__Your goal__
Please write out the complete listing that follows, exactly as it reads.

--- The data ---

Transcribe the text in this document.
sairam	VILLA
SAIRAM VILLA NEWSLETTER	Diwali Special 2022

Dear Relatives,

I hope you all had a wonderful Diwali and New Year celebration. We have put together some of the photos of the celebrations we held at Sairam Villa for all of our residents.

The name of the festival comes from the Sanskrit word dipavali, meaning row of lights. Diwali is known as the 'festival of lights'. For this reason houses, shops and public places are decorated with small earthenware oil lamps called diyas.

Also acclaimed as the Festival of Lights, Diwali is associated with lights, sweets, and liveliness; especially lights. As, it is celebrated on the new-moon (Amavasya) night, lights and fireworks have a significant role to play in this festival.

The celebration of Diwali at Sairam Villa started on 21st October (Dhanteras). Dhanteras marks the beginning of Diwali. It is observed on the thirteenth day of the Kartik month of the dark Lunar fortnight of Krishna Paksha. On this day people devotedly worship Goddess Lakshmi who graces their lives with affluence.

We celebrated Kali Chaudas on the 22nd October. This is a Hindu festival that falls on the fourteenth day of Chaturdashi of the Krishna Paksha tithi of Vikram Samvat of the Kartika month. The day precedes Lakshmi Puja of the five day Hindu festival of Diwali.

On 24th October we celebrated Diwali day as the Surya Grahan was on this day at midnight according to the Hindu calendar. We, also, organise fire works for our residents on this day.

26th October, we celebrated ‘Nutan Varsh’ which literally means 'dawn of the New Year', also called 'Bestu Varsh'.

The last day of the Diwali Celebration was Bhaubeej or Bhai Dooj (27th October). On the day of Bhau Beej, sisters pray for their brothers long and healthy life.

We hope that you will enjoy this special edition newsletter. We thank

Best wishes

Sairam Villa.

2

---

__Output of the exercise__
Transcribe the text in this document.
sairam	VILLA
SAIRAM VILLA NEWSLETTER	Diwali Special 2022

Dear Relatives,

I hope you all had a wonderful Diwali and New Year celebration. We have put together some of the photos of the celebrations we held at Sairam Villa for all of our residents.

The name of the festival comes from the Sanskrit word dipavali, meaning row of lights. Diwali is known as the 'festival of lights'. For this reason houses, shops and public places are decorated with small earthenware oil lamps called diyas.

Also acclaimed as the Festival of Lights, Diwali is associated with lights, sweets, and liveliness; especially lights. As, it is celebrated on the new-moon (Amavasya) night, lights and fireworks have a significant role to play in this festival.

The celebration of Diwali at Sairam Villa started on 21st October (Dhanteras). Dhanteras marks the beginning of Diwali. It is observed on the thirteenth day of the Kartik month of the dark Lunar fortnight of Krishna Paksha. On this day people devotedly worship Goddess Lakshmi who graces their lives with affluence.

We celebrated Kali Chaudas on the 22nd October. This is a Hindu festival that falls on the fourteenth day of Chaturdashi of the Krishna Paksha tithi of Vikram Samvat of the Kartika month. The day precedes Lakshmi Puja of the five day Hindu festival of Diwali.

On 24th October we celebrated Diwali day as the Surya Grahan was on this day at midnight according to the Hindu calendar. We, also, organise fire works for our residents on this day.

26th October, we celebrated ‘Nutan Varsh’ which literally means 'dawn of the New Year', also called 'Bestu Varsh'.

The last day of the Diwali Celebration was Bhaubeej or Bhai Dooj (27th October). On the day of Bhau Beej, sisters pray for their brothers long and healthy life.

We hope that you will enjoy this special edition newsletter. We thank

Best wishes

Sairam Villa.

2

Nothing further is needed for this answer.